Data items
::::

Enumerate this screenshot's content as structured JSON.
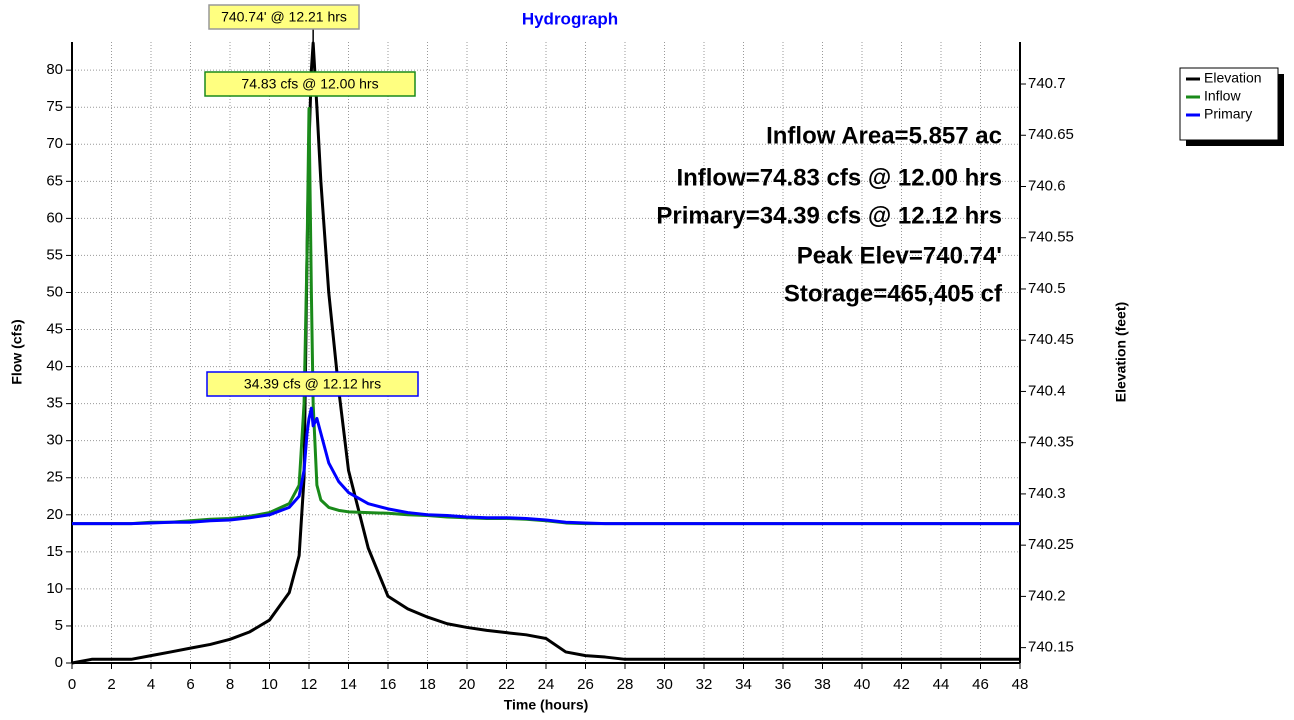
{
  "chart_data": {
    "type": "line",
    "title": "Hydrograph",
    "xlabel": "Time  (hours)",
    "ylabel": "Flow  (cfs)",
    "y2label": "Elevation (feet)",
    "x": [
      0,
      1,
      2,
      3,
      4,
      5,
      6,
      7,
      8,
      9,
      10,
      11,
      11.5,
      11.75,
      11.9,
      12,
      12.12,
      12.21,
      12.4,
      12.6,
      13,
      13.5,
      14,
      15,
      16,
      17,
      18,
      19,
      20,
      21,
      22,
      23,
      24,
      25,
      26,
      27,
      28,
      30,
      32,
      36,
      40,
      44,
      48
    ],
    "series": [
      {
        "name": "Elevation",
        "color": "#000000",
        "axis": "y2",
        "values": [
          740.135,
          740.1386,
          740.1386,
          740.1386,
          740.1422,
          740.1458,
          740.1495,
          740.1531,
          740.1581,
          740.1654,
          740.1769,
          740.2037,
          740.2398,
          740.3158,
          740.5327,
          740.6411,
          740.7134,
          740.74,
          740.6773,
          740.605,
          740.4965,
          740.4025,
          740.323,
          740.2471,
          740.2001,
          740.1878,
          740.1798,
          740.1733,
          740.1697,
          740.1668,
          740.1646,
          740.1625,
          740.1589,
          740.1458,
          740.1422,
          740.1408,
          740.1386,
          740.1386,
          740.1386,
          740.1386,
          740.1386,
          740.1386,
          740.1386
        ]
      },
      {
        "name": "Inflow",
        "color": "#1a8a1a",
        "axis": "y",
        "values": [
          18.8,
          18.8,
          18.8,
          18.8,
          19,
          19,
          19.2,
          19.4,
          19.5,
          19.8,
          20.3,
          21.5,
          24,
          35,
          55,
          74.83,
          50,
          35,
          24,
          22,
          21,
          20.6,
          20.4,
          20.3,
          20.2,
          20,
          19.9,
          19.7,
          19.6,
          19.5,
          19.5,
          19.4,
          19.2,
          18.9,
          18.8,
          18.8,
          18.8,
          18.8,
          18.8,
          18.8,
          18.8,
          18.8,
          18.8
        ]
      },
      {
        "name": "Primary",
        "color": "#0000ff",
        "axis": "y",
        "values": [
          18.8,
          18.8,
          18.8,
          18.8,
          18.9,
          19,
          19,
          19.2,
          19.3,
          19.6,
          20,
          21,
          22.5,
          26,
          31,
          33,
          34.39,
          32,
          33,
          31,
          27,
          24.5,
          23,
          21.5,
          20.8,
          20.3,
          20,
          19.9,
          19.7,
          19.6,
          19.6,
          19.5,
          19.3,
          19,
          18.9,
          18.8,
          18.8,
          18.8,
          18.8,
          18.8,
          18.8,
          18.8,
          18.8
        ]
      }
    ],
    "xlim": [
      0,
      48
    ],
    "xticks": [
      0,
      2,
      4,
      6,
      8,
      10,
      12,
      14,
      16,
      18,
      20,
      22,
      24,
      26,
      28,
      30,
      32,
      34,
      36,
      38,
      40,
      42,
      44,
      46,
      48
    ],
    "ylim": [
      0,
      83.8
    ],
    "yticks": [
      0,
      5,
      10,
      15,
      20,
      25,
      30,
      35,
      40,
      45,
      50,
      55,
      60,
      65,
      70,
      75,
      80
    ],
    "y2lim": [
      740.135,
      740.741
    ],
    "y2ticks": [
      740.15,
      740.2,
      740.25,
      740.3,
      740.35,
      740.4,
      740.45,
      740.5,
      740.55,
      740.6,
      740.65,
      740.7
    ],
    "grid": true,
    "legend": "top-right",
    "annotations": [
      "740.74' @ 12.21 hrs",
      "74.83 cfs @ 12.00 hrs",
      "34.39 cfs @ 12.12 hrs"
    ],
    "summary": [
      "Inflow Area=5.857 ac",
      "Inflow=74.83 cfs @ 12.00 hrs",
      "Primary=34.39 cfs @ 12.12 hrs",
      "Peak Elev=740.74'",
      "Storage=465,405 cf"
    ]
  }
}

::::

— Your goal —
Output the material word for word, omitting its pictures.

— The output —
Enumerate this screenshot's content as structured JSON.
{
  "chart_data": {
    "type": "line",
    "title": "Hydrograph",
    "xlabel": "Time  (hours)",
    "ylabel": "Flow  (cfs)",
    "y2label": "Elevation (feet)",
    "x": [
      0,
      1,
      2,
      3,
      4,
      5,
      6,
      7,
      8,
      9,
      10,
      11,
      11.5,
      11.75,
      11.9,
      12,
      12.12,
      12.21,
      12.4,
      12.6,
      13,
      13.5,
      14,
      15,
      16,
      17,
      18,
      19,
      20,
      21,
      22,
      23,
      24,
      25,
      26,
      27,
      28,
      30,
      32,
      36,
      40,
      44,
      48
    ],
    "series": [
      {
        "name": "Elevation",
        "color": "#000000",
        "axis": "y2",
        "values": [
          740.135,
          740.1386,
          740.1386,
          740.1386,
          740.1422,
          740.1458,
          740.1495,
          740.1531,
          740.1581,
          740.1654,
          740.1769,
          740.2037,
          740.2398,
          740.3158,
          740.5327,
          740.6411,
          740.7134,
          740.74,
          740.6773,
          740.605,
          740.4965,
          740.4025,
          740.323,
          740.2471,
          740.2001,
          740.1878,
          740.1798,
          740.1733,
          740.1697,
          740.1668,
          740.1646,
          740.1625,
          740.1589,
          740.1458,
          740.1422,
          740.1408,
          740.1386,
          740.1386,
          740.1386,
          740.1386,
          740.1386,
          740.1386,
          740.1386
        ]
      },
      {
        "name": "Inflow",
        "color": "#1a8a1a",
        "axis": "y",
        "values": [
          18.8,
          18.8,
          18.8,
          18.8,
          19,
          19,
          19.2,
          19.4,
          19.5,
          19.8,
          20.3,
          21.5,
          24,
          35,
          55,
          74.83,
          50,
          35,
          24,
          22,
          21,
          20.6,
          20.4,
          20.3,
          20.2,
          20,
          19.9,
          19.7,
          19.6,
          19.5,
          19.5,
          19.4,
          19.2,
          18.9,
          18.8,
          18.8,
          18.8,
          18.8,
          18.8,
          18.8,
          18.8,
          18.8,
          18.8
        ]
      },
      {
        "name": "Primary",
        "color": "#0000ff",
        "axis": "y",
        "values": [
          18.8,
          18.8,
          18.8,
          18.8,
          18.9,
          19,
          19,
          19.2,
          19.3,
          19.6,
          20,
          21,
          22.5,
          26,
          31,
          33,
          34.39,
          32,
          33,
          31,
          27,
          24.5,
          23,
          21.5,
          20.8,
          20.3,
          20,
          19.9,
          19.7,
          19.6,
          19.6,
          19.5,
          19.3,
          19,
          18.9,
          18.8,
          18.8,
          18.8,
          18.8,
          18.8,
          18.8,
          18.8,
          18.8
        ]
      }
    ],
    "xlim": [
      0,
      48
    ],
    "xticks": [
      0,
      2,
      4,
      6,
      8,
      10,
      12,
      14,
      16,
      18,
      20,
      22,
      24,
      26,
      28,
      30,
      32,
      34,
      36,
      38,
      40,
      42,
      44,
      46,
      48
    ],
    "ylim": [
      0,
      83.8
    ],
    "yticks": [
      0,
      5,
      10,
      15,
      20,
      25,
      30,
      35,
      40,
      45,
      50,
      55,
      60,
      65,
      70,
      75,
      80
    ],
    "y2lim": [
      740.135,
      740.741
    ],
    "y2ticks": [
      740.15,
      740.2,
      740.25,
      740.3,
      740.35,
      740.4,
      740.45,
      740.5,
      740.55,
      740.6,
      740.65,
      740.7
    ],
    "grid": true,
    "legend": "top-right",
    "annotations": [
      "740.74' @ 12.21 hrs",
      "74.83 cfs @ 12.00 hrs",
      "34.39 cfs @ 12.12 hrs"
    ],
    "summary": [
      "Inflow Area=5.857 ac",
      "Inflow=74.83 cfs @ 12.00 hrs",
      "Primary=34.39 cfs @ 12.12 hrs",
      "Peak Elev=740.74'",
      "Storage=465,405 cf"
    ]
  }
}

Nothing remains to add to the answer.